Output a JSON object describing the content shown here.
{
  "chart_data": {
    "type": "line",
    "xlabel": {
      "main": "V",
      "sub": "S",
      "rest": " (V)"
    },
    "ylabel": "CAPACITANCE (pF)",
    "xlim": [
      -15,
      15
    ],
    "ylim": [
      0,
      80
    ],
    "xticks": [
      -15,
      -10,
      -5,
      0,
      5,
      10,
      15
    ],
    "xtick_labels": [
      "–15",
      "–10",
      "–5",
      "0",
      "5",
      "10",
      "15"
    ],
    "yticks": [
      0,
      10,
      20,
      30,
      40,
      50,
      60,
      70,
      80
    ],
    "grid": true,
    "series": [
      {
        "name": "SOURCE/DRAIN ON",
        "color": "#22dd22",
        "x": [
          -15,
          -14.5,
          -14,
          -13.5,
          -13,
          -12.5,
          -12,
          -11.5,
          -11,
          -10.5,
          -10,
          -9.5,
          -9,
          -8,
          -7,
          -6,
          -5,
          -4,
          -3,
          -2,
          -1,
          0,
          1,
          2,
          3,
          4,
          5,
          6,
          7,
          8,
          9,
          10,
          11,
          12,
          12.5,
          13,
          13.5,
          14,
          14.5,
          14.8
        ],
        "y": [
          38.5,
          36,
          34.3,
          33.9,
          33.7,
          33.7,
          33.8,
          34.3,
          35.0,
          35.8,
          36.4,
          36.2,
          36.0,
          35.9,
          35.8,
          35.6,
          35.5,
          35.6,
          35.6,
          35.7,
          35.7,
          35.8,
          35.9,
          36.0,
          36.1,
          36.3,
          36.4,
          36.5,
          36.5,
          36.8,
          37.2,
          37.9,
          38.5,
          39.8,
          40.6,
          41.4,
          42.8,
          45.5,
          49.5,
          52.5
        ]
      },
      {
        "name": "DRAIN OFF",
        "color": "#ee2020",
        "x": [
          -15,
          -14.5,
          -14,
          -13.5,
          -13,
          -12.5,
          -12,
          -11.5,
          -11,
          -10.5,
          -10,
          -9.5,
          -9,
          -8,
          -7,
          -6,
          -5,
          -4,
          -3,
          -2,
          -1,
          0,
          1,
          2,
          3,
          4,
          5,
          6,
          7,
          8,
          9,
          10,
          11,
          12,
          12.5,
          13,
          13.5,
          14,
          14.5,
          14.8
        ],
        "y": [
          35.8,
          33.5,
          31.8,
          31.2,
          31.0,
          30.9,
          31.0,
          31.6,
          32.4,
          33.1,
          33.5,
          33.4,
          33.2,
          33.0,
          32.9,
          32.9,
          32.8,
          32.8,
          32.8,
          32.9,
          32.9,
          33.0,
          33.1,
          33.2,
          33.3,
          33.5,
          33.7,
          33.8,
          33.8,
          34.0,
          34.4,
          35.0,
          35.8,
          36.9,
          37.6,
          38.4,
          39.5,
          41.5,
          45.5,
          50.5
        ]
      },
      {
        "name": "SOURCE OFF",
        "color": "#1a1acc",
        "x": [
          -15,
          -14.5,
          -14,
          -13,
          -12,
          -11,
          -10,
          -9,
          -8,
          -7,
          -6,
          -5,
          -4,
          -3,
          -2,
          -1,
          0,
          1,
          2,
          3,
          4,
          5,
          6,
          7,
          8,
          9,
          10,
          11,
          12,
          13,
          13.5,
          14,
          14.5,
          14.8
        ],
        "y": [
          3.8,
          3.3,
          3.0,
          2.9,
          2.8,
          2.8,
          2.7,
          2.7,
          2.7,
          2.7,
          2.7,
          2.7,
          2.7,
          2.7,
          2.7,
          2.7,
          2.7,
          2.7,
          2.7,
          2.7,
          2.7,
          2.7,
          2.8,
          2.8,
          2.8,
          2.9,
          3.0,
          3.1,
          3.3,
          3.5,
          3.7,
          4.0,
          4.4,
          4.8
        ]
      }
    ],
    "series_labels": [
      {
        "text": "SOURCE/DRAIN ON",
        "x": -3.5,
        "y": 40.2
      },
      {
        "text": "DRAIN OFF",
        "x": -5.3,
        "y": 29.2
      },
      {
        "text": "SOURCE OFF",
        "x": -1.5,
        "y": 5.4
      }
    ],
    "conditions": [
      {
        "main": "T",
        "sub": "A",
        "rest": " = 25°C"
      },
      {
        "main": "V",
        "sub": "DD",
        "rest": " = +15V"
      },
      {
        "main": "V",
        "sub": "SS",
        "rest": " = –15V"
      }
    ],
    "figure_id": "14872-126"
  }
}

Aim of the task
Repeat every entry exactly, please.

Problem solution
Output a JSON object describing the content shown here.
{
  "chart_data": {
    "type": "line",
    "xlabel": {
      "main": "V",
      "sub": "S",
      "rest": " (V)"
    },
    "ylabel": "CAPACITANCE (pF)",
    "xlim": [
      -15,
      15
    ],
    "ylim": [
      0,
      80
    ],
    "xticks": [
      -15,
      -10,
      -5,
      0,
      5,
      10,
      15
    ],
    "xtick_labels": [
      "–15",
      "–10",
      "–5",
      "0",
      "5",
      "10",
      "15"
    ],
    "yticks": [
      0,
      10,
      20,
      30,
      40,
      50,
      60,
      70,
      80
    ],
    "grid": true,
    "series": [
      {
        "name": "SOURCE/DRAIN ON",
        "color": "#22dd22",
        "x": [
          -15,
          -14.5,
          -14,
          -13.5,
          -13,
          -12.5,
          -12,
          -11.5,
          -11,
          -10.5,
          -10,
          -9.5,
          -9,
          -8,
          -7,
          -6,
          -5,
          -4,
          -3,
          -2,
          -1,
          0,
          1,
          2,
          3,
          4,
          5,
          6,
          7,
          8,
          9,
          10,
          11,
          12,
          12.5,
          13,
          13.5,
          14,
          14.5,
          14.8
        ],
        "y": [
          38.5,
          36,
          34.3,
          33.9,
          33.7,
          33.7,
          33.8,
          34.3,
          35.0,
          35.8,
          36.4,
          36.2,
          36.0,
          35.9,
          35.8,
          35.6,
          35.5,
          35.6,
          35.6,
          35.7,
          35.7,
          35.8,
          35.9,
          36.0,
          36.1,
          36.3,
          36.4,
          36.5,
          36.5,
          36.8,
          37.2,
          37.9,
          38.5,
          39.8,
          40.6,
          41.4,
          42.8,
          45.5,
          49.5,
          52.5
        ]
      },
      {
        "name": "DRAIN OFF",
        "color": "#ee2020",
        "x": [
          -15,
          -14.5,
          -14,
          -13.5,
          -13,
          -12.5,
          -12,
          -11.5,
          -11,
          -10.5,
          -10,
          -9.5,
          -9,
          -8,
          -7,
          -6,
          -5,
          -4,
          -3,
          -2,
          -1,
          0,
          1,
          2,
          3,
          4,
          5,
          6,
          7,
          8,
          9,
          10,
          11,
          12,
          12.5,
          13,
          13.5,
          14,
          14.5,
          14.8
        ],
        "y": [
          35.8,
          33.5,
          31.8,
          31.2,
          31.0,
          30.9,
          31.0,
          31.6,
          32.4,
          33.1,
          33.5,
          33.4,
          33.2,
          33.0,
          32.9,
          32.9,
          32.8,
          32.8,
          32.8,
          32.9,
          32.9,
          33.0,
          33.1,
          33.2,
          33.3,
          33.5,
          33.7,
          33.8,
          33.8,
          34.0,
          34.4,
          35.0,
          35.8,
          36.9,
          37.6,
          38.4,
          39.5,
          41.5,
          45.5,
          50.5
        ]
      },
      {
        "name": "SOURCE OFF",
        "color": "#1a1acc",
        "x": [
          -15,
          -14.5,
          -14,
          -13,
          -12,
          -11,
          -10,
          -9,
          -8,
          -7,
          -6,
          -5,
          -4,
          -3,
          -2,
          -1,
          0,
          1,
          2,
          3,
          4,
          5,
          6,
          7,
          8,
          9,
          10,
          11,
          12,
          13,
          13.5,
          14,
          14.5,
          14.8
        ],
        "y": [
          3.8,
          3.3,
          3.0,
          2.9,
          2.8,
          2.8,
          2.7,
          2.7,
          2.7,
          2.7,
          2.7,
          2.7,
          2.7,
          2.7,
          2.7,
          2.7,
          2.7,
          2.7,
          2.7,
          2.7,
          2.7,
          2.7,
          2.8,
          2.8,
          2.8,
          2.9,
          3.0,
          3.1,
          3.3,
          3.5,
          3.7,
          4.0,
          4.4,
          4.8
        ]
      }
    ],
    "series_labels": [
      {
        "text": "SOURCE/DRAIN ON",
        "x": -3.5,
        "y": 40.2
      },
      {
        "text": "DRAIN OFF",
        "x": -5.3,
        "y": 29.2
      },
      {
        "text": "SOURCE OFF",
        "x": -1.5,
        "y": 5.4
      }
    ],
    "conditions": [
      {
        "main": "T",
        "sub": "A",
        "rest": " = 25°C"
      },
      {
        "main": "V",
        "sub": "DD",
        "rest": " = +15V"
      },
      {
        "main": "V",
        "sub": "SS",
        "rest": " = –15V"
      }
    ],
    "figure_id": "14872-126"
  }
}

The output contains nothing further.